━━━ Material provided

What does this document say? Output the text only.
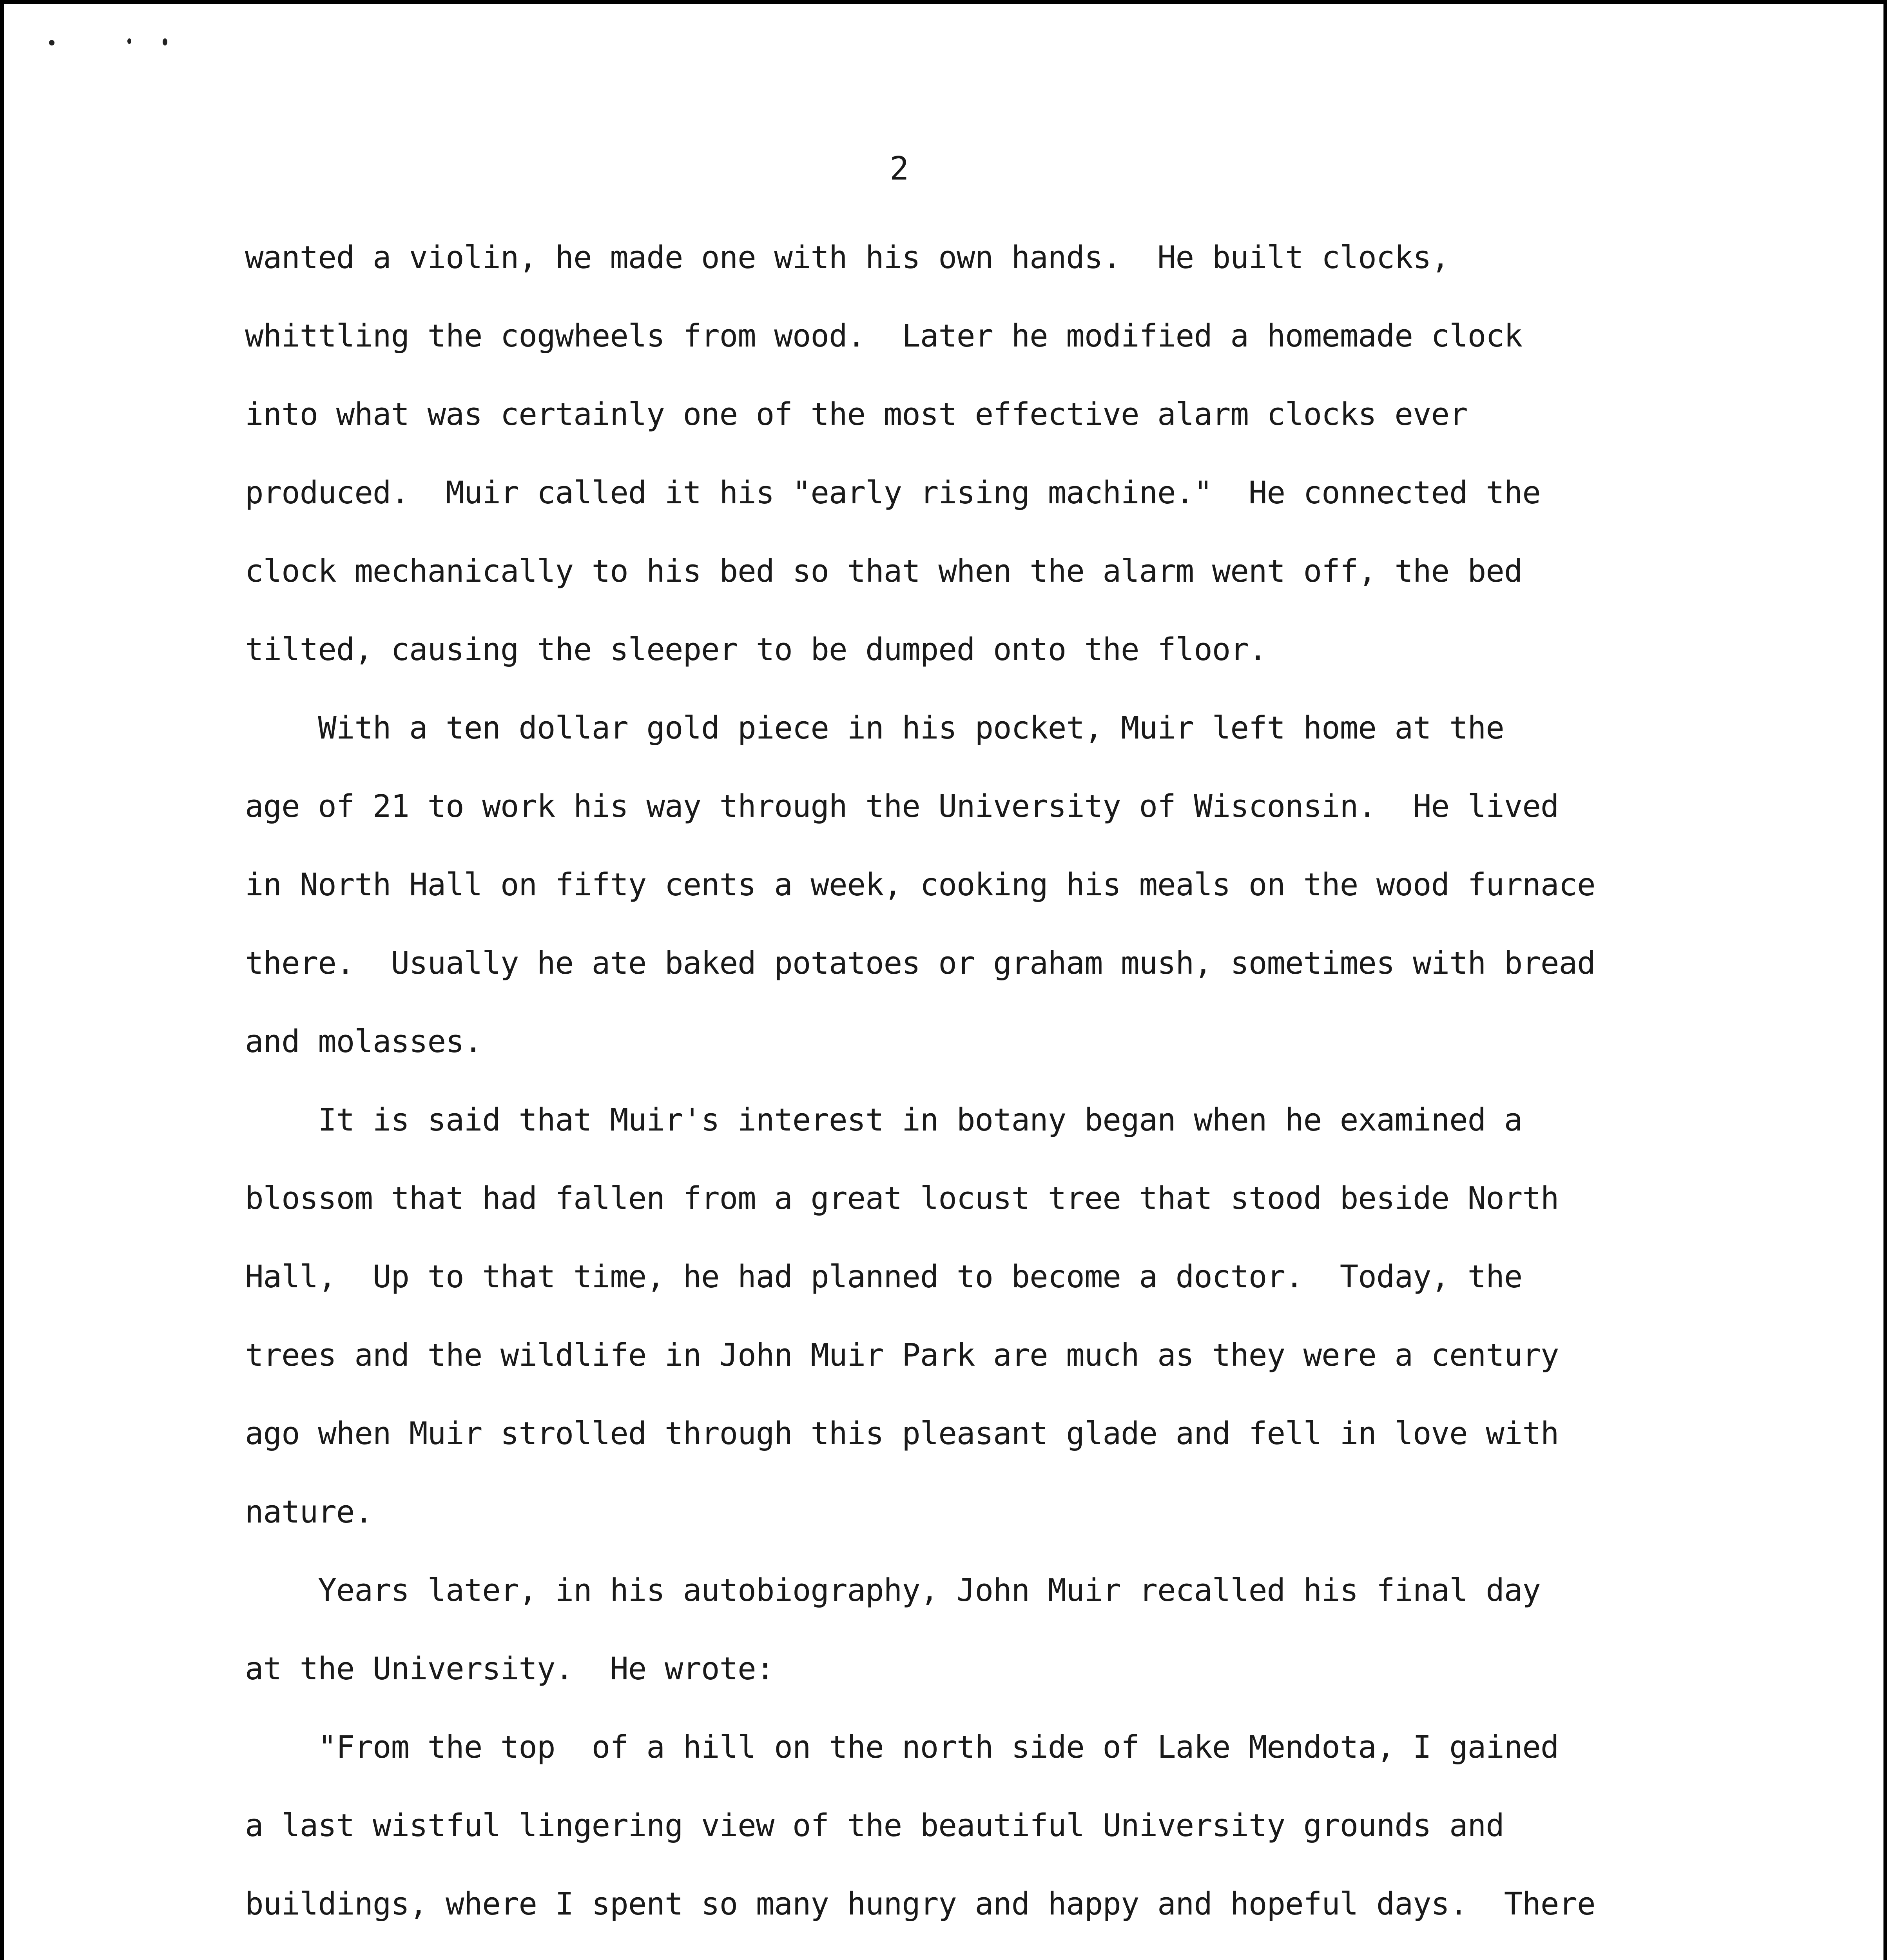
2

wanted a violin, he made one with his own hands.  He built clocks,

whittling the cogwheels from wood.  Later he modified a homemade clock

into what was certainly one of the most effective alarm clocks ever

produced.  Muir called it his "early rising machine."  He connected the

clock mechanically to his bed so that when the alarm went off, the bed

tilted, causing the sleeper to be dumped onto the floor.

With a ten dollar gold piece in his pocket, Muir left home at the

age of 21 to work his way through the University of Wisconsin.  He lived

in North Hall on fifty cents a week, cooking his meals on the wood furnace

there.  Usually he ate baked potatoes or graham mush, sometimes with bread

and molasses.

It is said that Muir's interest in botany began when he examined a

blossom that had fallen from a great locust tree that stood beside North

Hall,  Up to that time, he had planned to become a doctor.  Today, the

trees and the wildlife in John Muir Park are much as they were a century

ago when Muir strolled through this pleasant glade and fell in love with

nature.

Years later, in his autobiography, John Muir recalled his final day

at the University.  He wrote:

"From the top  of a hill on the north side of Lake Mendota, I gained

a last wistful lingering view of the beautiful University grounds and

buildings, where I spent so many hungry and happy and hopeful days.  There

━━━━━━

In the listing above, locate each line with "clocks" and copy it.

wanted a violin, he made one with his own hands.  He built clocks,
into what was certainly one of the most effective alarm clocks ever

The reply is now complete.